# OBJECTIVE
Write out each entry, exactly the way it appears.

# RECORDS TO PROCESS
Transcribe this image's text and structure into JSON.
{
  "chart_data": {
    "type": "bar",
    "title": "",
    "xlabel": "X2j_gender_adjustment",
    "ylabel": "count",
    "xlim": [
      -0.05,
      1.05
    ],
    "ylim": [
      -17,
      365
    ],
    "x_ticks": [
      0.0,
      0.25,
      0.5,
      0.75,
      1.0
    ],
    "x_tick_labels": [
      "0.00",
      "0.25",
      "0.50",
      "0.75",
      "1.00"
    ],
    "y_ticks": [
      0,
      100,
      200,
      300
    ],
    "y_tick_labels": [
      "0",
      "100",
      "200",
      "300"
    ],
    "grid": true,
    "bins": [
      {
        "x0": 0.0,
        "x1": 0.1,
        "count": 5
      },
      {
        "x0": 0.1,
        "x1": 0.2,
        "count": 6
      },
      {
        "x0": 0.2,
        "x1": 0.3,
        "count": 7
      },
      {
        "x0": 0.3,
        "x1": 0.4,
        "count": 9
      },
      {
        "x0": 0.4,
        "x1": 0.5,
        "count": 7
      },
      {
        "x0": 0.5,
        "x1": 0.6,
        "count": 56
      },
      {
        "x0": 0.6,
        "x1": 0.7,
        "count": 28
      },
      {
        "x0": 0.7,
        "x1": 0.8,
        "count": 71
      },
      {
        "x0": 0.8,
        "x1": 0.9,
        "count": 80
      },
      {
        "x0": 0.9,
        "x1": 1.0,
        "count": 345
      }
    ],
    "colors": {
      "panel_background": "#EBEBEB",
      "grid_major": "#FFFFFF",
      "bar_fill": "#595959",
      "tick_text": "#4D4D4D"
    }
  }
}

# IN RESPONSE
Transcribe this image's text and structure into JSON.
{
  "chart_data": {
    "type": "bar",
    "title": "",
    "xlabel": "X2j_gender_adjustment",
    "ylabel": "count",
    "xlim": [
      -0.05,
      1.05
    ],
    "ylim": [
      -17,
      365
    ],
    "x_ticks": [
      0.0,
      0.25,
      0.5,
      0.75,
      1.0
    ],
    "x_tick_labels": [
      "0.00",
      "0.25",
      "0.50",
      "0.75",
      "1.00"
    ],
    "y_ticks": [
      0,
      100,
      200,
      300
    ],
    "y_tick_labels": [
      "0",
      "100",
      "200",
      "300"
    ],
    "grid": true,
    "bins": [
      {
        "x0": 0.0,
        "x1": 0.1,
        "count": 5
      },
      {
        "x0": 0.1,
        "x1": 0.2,
        "count": 6
      },
      {
        "x0": 0.2,
        "x1": 0.3,
        "count": 7
      },
      {
        "x0": 0.3,
        "x1": 0.4,
        "count": 9
      },
      {
        "x0": 0.4,
        "x1": 0.5,
        "count": 7
      },
      {
        "x0": 0.5,
        "x1": 0.6,
        "count": 56
      },
      {
        "x0": 0.6,
        "x1": 0.7,
        "count": 28
      },
      {
        "x0": 0.7,
        "x1": 0.8,
        "count": 71
      },
      {
        "x0": 0.8,
        "x1": 0.9,
        "count": 80
      },
      {
        "x0": 0.9,
        "x1": 1.0,
        "count": 345
      }
    ],
    "colors": {
      "panel_background": "#EBEBEB",
      "grid_major": "#FFFFFF",
      "bar_fill": "#595959",
      "tick_text": "#4D4D4D"
    }
  }
}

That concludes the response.